◆ AVAILABLE RECORDS:
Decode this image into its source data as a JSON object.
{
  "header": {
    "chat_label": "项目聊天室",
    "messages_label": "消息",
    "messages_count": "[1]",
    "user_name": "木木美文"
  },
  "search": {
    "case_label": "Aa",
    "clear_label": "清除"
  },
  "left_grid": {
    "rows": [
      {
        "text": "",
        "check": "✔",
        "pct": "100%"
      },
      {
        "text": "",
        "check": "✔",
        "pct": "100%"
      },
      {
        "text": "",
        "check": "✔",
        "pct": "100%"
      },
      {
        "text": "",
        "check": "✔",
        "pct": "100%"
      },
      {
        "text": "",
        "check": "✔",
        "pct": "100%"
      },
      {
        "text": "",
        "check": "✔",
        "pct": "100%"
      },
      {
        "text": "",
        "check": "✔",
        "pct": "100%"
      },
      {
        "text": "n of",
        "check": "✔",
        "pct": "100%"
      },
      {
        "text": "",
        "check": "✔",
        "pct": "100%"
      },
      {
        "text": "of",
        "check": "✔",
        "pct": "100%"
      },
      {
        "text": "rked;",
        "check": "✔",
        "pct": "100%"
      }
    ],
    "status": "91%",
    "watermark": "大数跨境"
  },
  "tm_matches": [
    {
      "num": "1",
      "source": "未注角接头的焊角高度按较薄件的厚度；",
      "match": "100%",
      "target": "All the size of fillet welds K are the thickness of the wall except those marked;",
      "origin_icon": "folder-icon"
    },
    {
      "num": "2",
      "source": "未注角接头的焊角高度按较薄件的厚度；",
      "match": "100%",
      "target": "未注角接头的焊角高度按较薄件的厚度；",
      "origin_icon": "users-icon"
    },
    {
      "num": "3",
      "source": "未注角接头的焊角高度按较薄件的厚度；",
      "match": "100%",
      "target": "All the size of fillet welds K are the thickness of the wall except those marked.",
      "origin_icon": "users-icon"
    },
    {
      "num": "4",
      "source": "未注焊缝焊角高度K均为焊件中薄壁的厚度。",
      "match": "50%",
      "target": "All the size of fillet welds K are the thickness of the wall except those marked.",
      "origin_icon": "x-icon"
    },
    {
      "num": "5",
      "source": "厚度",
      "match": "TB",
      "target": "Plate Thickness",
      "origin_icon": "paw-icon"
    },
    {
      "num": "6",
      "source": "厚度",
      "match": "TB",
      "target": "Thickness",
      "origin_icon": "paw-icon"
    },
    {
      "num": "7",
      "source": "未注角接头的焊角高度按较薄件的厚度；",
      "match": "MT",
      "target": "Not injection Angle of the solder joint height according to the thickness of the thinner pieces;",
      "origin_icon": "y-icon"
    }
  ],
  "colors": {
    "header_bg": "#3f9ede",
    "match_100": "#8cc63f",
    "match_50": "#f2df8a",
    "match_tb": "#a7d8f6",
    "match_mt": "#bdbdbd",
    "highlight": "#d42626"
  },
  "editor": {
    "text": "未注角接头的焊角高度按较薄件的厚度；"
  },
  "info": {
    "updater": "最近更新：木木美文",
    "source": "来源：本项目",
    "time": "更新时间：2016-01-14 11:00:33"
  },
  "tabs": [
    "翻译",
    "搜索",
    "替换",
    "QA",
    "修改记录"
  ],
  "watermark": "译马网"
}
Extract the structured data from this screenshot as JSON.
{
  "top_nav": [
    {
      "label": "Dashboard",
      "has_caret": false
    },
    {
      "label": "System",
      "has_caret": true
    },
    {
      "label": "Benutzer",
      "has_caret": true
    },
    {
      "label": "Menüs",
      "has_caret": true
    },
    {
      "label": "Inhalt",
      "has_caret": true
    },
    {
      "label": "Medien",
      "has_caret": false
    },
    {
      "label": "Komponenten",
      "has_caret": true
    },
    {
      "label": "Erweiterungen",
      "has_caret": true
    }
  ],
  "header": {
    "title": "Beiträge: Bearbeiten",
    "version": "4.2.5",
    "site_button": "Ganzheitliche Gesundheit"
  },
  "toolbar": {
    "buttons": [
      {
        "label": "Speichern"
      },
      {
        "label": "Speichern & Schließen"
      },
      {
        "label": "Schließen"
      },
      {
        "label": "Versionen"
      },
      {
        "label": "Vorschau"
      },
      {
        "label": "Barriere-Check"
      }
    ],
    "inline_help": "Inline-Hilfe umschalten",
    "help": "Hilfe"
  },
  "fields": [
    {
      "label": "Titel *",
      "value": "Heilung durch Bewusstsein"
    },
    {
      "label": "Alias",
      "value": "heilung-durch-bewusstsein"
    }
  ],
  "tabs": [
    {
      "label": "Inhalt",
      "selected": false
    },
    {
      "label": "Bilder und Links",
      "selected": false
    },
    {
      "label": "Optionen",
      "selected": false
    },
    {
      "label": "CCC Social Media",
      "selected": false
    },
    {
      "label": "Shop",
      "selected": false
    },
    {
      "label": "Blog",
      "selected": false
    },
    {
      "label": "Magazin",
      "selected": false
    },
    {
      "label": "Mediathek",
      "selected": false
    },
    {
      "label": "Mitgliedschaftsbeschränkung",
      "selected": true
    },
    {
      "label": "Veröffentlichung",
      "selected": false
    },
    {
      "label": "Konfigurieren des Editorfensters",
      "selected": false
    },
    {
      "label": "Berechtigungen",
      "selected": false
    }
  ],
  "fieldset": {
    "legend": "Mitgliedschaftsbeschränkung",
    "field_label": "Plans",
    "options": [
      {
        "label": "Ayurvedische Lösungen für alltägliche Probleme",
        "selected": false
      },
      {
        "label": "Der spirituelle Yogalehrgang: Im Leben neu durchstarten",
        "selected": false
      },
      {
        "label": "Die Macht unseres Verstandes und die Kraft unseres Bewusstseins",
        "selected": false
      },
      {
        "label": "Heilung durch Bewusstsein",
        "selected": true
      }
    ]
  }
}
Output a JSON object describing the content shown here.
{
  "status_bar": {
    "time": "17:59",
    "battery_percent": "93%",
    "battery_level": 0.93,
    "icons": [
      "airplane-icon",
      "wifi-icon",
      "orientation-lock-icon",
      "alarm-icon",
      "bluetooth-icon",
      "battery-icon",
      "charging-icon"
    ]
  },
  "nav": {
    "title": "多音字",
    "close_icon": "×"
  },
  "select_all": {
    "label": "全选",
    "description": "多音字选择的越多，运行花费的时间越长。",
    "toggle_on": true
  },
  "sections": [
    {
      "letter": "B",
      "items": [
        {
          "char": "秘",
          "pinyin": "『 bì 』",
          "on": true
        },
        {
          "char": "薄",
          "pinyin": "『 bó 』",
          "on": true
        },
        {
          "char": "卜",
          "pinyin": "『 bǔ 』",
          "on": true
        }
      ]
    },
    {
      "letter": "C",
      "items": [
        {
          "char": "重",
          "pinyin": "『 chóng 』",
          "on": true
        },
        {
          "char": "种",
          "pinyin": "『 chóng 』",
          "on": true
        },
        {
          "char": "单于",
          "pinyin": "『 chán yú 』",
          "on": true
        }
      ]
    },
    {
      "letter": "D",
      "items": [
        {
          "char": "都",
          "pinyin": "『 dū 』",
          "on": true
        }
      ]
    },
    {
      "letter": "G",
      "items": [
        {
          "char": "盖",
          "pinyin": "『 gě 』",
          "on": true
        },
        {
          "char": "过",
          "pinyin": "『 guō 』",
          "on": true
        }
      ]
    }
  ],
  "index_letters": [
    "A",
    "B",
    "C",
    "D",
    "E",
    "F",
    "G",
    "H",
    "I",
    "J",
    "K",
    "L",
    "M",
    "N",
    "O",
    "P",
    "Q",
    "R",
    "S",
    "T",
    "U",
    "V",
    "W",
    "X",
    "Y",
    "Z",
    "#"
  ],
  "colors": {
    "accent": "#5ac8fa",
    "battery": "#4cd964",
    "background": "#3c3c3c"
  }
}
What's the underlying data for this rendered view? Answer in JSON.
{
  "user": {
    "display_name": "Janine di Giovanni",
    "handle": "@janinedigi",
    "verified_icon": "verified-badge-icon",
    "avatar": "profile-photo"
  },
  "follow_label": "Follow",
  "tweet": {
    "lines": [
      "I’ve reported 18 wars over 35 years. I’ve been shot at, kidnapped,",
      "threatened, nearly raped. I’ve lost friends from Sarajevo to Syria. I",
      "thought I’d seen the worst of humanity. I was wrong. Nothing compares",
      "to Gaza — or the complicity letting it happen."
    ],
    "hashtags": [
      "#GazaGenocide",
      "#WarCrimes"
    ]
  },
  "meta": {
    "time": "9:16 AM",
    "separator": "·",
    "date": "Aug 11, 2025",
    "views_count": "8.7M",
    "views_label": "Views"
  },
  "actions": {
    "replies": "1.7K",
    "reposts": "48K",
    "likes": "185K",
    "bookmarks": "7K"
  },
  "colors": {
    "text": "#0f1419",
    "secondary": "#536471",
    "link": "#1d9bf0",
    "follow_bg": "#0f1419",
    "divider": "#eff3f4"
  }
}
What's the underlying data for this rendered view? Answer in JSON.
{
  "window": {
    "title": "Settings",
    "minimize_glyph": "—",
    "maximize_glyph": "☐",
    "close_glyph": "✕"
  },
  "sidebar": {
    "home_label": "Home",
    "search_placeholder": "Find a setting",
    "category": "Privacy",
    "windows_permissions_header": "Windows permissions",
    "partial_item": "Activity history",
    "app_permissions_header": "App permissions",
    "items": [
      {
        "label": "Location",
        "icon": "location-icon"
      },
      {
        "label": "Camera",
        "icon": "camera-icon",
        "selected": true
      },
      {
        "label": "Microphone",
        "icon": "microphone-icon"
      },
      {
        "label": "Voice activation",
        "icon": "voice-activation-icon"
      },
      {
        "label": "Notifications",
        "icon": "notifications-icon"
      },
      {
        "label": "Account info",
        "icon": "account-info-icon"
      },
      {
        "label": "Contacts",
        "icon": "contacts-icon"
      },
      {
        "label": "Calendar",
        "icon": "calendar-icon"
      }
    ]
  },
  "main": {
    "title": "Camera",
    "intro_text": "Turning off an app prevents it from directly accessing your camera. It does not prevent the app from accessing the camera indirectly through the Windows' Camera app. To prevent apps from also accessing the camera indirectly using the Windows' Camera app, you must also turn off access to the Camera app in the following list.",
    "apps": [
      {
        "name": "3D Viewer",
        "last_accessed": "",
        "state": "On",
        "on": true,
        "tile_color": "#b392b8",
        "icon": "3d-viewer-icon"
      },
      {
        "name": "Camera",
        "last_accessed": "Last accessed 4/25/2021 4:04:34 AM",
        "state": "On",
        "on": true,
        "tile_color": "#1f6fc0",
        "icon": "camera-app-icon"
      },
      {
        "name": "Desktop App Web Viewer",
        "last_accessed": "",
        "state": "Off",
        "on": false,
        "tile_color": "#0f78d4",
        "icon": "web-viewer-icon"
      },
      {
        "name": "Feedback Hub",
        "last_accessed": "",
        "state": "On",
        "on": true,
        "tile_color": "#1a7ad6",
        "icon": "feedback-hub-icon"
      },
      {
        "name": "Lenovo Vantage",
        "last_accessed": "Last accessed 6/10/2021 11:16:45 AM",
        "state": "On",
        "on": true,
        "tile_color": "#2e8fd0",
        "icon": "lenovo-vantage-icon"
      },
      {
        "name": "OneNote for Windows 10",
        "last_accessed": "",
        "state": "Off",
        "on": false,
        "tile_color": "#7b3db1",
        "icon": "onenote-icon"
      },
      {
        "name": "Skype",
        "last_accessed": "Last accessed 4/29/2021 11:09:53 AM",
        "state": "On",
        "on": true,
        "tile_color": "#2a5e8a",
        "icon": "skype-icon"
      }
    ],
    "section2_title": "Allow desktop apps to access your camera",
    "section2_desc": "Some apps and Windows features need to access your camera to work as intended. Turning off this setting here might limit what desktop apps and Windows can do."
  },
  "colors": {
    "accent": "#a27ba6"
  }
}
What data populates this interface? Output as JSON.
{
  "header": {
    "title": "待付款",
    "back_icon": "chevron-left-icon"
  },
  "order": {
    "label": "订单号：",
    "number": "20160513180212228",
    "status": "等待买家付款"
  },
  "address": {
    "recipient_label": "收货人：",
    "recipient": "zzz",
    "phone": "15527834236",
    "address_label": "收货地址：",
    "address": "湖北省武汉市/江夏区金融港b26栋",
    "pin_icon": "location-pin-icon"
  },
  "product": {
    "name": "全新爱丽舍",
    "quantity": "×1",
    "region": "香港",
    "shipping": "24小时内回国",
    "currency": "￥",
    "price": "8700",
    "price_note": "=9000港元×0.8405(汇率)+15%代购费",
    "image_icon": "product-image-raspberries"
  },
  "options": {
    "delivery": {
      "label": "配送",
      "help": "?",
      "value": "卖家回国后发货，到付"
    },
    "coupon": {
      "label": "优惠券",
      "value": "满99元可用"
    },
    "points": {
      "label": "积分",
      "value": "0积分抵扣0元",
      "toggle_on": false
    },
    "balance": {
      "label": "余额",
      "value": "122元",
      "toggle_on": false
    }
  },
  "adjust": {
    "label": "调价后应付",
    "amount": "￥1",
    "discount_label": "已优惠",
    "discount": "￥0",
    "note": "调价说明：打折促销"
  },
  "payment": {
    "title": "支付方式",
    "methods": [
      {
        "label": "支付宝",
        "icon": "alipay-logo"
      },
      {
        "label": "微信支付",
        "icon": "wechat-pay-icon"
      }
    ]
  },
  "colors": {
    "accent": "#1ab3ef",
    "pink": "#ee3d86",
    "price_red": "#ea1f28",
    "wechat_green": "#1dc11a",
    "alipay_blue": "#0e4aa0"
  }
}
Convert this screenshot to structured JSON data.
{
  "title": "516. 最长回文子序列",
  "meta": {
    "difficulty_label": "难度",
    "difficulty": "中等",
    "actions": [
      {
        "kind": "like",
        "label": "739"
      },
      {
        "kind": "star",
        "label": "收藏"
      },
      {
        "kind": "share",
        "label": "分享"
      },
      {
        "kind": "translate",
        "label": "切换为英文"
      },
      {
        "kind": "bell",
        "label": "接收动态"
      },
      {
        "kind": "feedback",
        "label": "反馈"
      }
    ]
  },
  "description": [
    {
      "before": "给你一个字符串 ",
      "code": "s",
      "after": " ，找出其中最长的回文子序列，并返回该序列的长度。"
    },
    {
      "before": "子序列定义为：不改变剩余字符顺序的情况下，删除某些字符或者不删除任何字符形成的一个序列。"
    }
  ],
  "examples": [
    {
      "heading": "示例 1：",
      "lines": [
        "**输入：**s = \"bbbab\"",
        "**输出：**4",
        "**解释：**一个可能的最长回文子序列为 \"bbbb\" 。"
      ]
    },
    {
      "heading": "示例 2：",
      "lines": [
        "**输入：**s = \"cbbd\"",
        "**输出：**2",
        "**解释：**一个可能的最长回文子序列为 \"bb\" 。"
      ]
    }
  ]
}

◆ AIM: Work out how many lines above have the string "structured" in them, and give only the number.

◆ FINISHED EXERCISE: 2